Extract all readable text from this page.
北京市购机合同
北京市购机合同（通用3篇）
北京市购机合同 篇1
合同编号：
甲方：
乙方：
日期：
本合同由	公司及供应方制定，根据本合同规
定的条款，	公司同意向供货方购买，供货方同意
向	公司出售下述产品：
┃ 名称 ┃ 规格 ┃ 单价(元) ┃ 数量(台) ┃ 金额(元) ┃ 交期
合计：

——————————

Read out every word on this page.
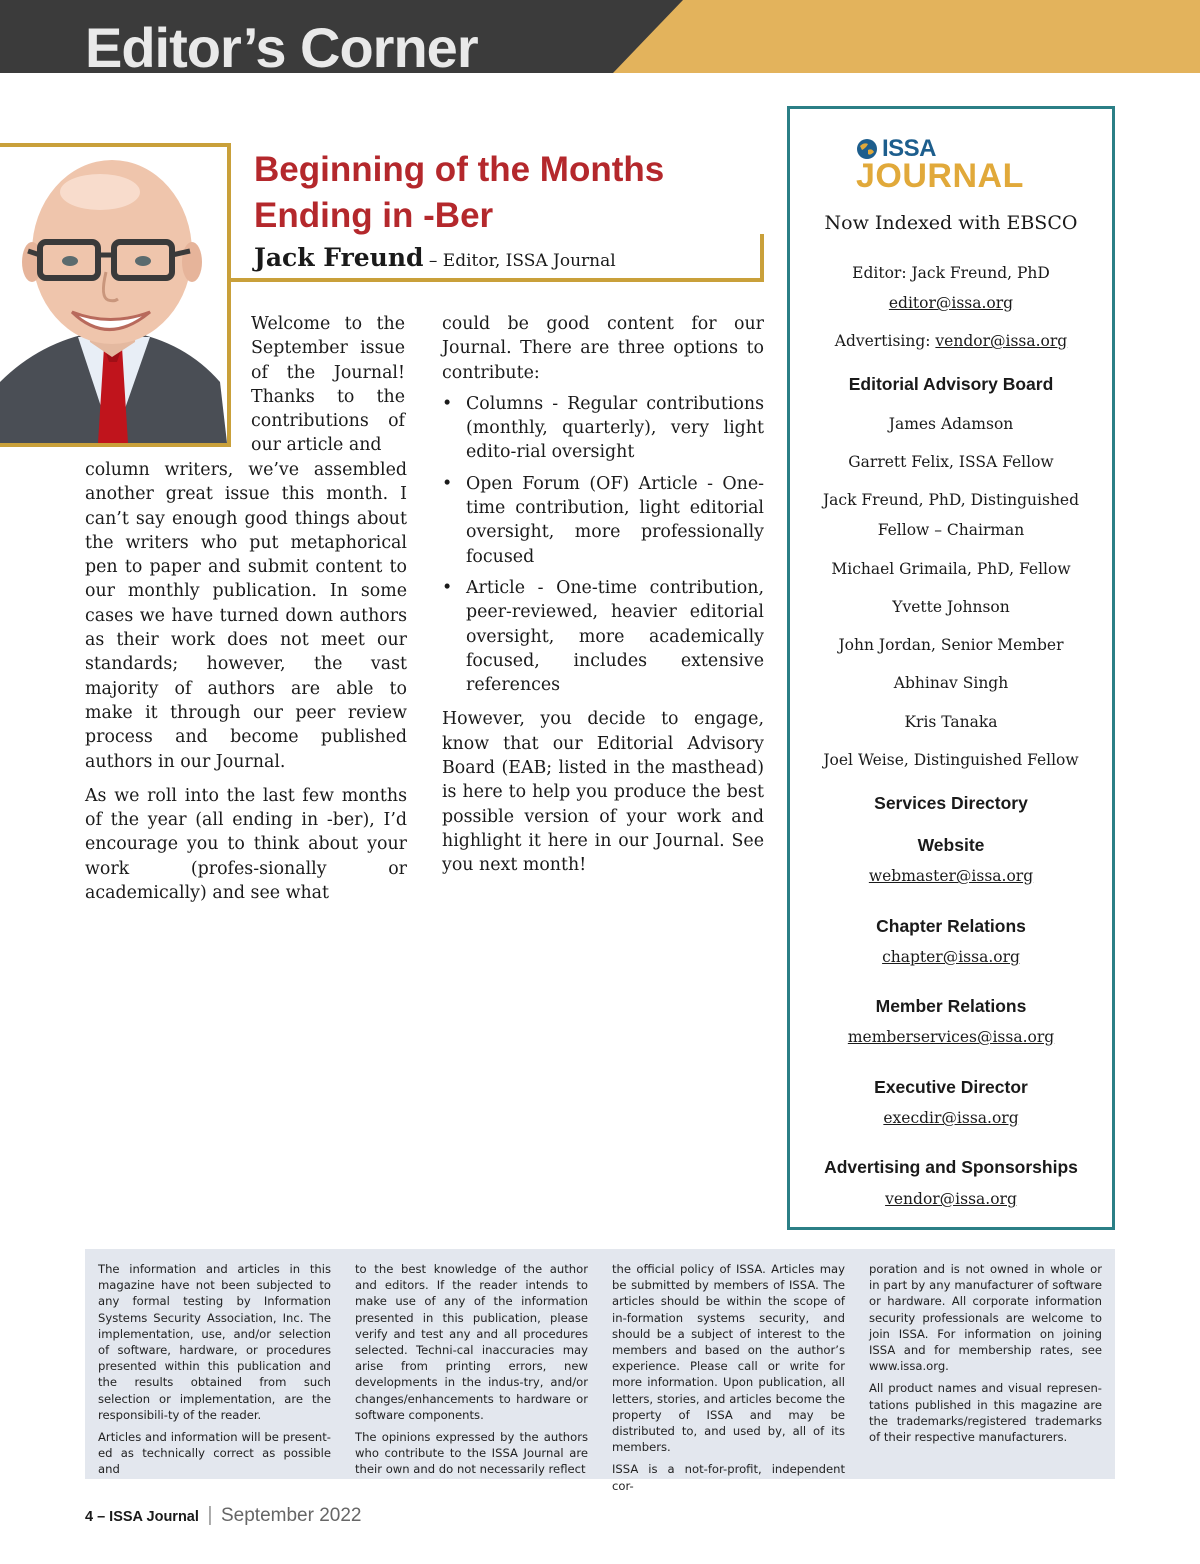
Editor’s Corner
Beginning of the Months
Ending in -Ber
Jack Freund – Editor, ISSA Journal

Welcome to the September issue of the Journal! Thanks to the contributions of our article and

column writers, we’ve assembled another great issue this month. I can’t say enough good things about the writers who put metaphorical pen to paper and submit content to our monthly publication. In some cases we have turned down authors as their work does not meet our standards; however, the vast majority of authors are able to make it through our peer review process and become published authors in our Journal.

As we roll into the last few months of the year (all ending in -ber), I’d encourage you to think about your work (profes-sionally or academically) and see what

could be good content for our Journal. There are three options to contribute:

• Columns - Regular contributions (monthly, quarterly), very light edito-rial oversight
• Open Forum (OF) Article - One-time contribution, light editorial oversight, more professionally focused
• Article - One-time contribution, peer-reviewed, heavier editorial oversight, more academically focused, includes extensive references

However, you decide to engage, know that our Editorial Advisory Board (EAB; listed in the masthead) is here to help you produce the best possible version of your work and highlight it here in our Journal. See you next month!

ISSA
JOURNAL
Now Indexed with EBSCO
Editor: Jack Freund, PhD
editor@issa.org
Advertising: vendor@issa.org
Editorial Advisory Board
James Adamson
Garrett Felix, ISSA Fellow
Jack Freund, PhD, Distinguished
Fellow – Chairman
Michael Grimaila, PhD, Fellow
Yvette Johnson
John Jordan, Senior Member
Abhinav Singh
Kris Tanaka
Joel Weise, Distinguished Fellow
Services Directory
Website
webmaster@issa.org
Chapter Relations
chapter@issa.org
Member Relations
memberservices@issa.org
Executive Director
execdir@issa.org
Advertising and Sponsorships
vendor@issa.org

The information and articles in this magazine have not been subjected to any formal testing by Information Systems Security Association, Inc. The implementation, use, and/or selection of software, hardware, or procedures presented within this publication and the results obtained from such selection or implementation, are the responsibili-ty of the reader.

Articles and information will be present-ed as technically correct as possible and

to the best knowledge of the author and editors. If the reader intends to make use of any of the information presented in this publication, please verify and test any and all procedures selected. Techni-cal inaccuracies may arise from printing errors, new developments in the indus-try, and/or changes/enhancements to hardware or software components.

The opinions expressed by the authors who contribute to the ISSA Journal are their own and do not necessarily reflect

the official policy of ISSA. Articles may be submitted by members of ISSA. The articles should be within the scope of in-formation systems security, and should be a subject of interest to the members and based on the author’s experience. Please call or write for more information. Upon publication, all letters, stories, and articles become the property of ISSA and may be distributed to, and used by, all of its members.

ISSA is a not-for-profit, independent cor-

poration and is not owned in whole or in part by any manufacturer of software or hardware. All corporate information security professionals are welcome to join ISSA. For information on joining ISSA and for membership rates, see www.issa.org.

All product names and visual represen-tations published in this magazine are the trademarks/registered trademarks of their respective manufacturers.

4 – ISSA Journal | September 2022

——————————

- _The task_
What is the number of lines that hold the string "Jack"? Reply with that number alone.

- _Complete response_
3